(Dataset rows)
━━━━━━━━━━━━━━━━━━━━

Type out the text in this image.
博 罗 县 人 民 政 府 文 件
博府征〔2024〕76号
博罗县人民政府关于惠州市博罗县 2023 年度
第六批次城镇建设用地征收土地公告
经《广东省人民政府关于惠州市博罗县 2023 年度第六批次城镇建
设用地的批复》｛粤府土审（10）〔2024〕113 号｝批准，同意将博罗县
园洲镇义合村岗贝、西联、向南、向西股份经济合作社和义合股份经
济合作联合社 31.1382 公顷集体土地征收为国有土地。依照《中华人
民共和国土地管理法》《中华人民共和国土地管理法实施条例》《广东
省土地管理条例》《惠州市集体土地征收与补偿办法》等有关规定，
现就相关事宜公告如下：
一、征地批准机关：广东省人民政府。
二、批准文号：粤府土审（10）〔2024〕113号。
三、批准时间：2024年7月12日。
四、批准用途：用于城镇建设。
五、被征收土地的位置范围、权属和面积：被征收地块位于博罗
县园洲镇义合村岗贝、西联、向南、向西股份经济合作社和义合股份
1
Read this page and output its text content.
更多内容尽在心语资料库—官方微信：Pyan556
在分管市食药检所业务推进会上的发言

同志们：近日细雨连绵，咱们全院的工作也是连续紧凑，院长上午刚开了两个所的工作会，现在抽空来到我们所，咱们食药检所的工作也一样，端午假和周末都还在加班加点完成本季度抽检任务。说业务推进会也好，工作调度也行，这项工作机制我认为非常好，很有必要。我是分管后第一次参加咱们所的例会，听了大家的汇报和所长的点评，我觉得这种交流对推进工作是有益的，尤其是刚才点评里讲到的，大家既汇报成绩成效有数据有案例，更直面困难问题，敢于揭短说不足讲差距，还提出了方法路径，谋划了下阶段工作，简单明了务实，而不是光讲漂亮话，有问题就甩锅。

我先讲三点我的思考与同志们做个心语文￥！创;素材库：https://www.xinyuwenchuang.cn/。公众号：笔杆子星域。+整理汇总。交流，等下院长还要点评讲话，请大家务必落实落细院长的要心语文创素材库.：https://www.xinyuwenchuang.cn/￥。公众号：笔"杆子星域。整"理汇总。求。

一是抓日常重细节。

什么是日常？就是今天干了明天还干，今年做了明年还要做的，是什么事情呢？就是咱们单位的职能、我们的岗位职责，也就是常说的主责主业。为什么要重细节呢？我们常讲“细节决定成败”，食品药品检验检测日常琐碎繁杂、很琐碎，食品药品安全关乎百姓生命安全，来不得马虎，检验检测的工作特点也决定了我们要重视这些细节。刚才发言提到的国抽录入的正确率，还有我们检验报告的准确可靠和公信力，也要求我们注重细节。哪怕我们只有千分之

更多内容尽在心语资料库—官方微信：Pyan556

━━━━━━━━━━━━━━━━━━━━

(Aim of the exercise):
Reproduce, word for word, every line starting at the line that contains "Read this page and output its text content." and ending with the final line of the entries.

(In response):
Read this page and output its text content.
更多内容尽在心语资料库—官方微信：Pyan556
在分管市食药检所业务推进会上的发言

同志们：近日细雨连绵，咱们全院的工作也是连续紧凑，院长上午刚开了两个所的工作会，现在抽空来到我们所，咱们食药检所的工作也一样，端午假和周末都还在加班加点完成本季度抽检任务。说业务推进会也好，工作调度也行，这项工作机制我认为非常好，很有必要。我是分管后第一次参加咱们所的例会，听了大家的汇报和所长的点评，我觉得这种交流对推进工作是有益的，尤其是刚才点评里讲到的，大家既汇报成绩成效有数据有案例，更直面困难问题，敢于揭短说不足讲差距，还提出了方法路径，谋划了下阶段工作，简单明了务实，而不是光讲漂亮话，有问题就甩锅。

我先讲三点我的思考与同志们做个心语文￥！创;素材库：https://www.xinyuwenchuang.cn/。公众号：笔杆子星域。+整理汇总。交流，等下院长还要点评讲话，请大家务必落实落细院长的要心语文创素材库.：https://www.xinyuwenchuang.cn/￥。公众号：笔"杆子星域。整"理汇总。求。

一是抓日常重细节。

什么是日常？就是今天干了明天还干，今年做了明年还要做的，是什么事情呢？就是咱们单位的职能、我们的岗位职责，也就是常说的主责主业。为什么要重细节呢？我们常讲“细节决定成败”，食品药品检验检测日常琐碎繁杂、很琐碎，食品药品安全关乎百姓生命安全，来不得马虎，检验检测的工作特点也决定了我们要重视这些细节。刚才发言提到的国抽录入的正确率，还有我们检验报告的准确可靠和公信力，也要求我们注重细节。哪怕我们只有千分之

更多内容尽在心语资料库—官方微信：Pyan556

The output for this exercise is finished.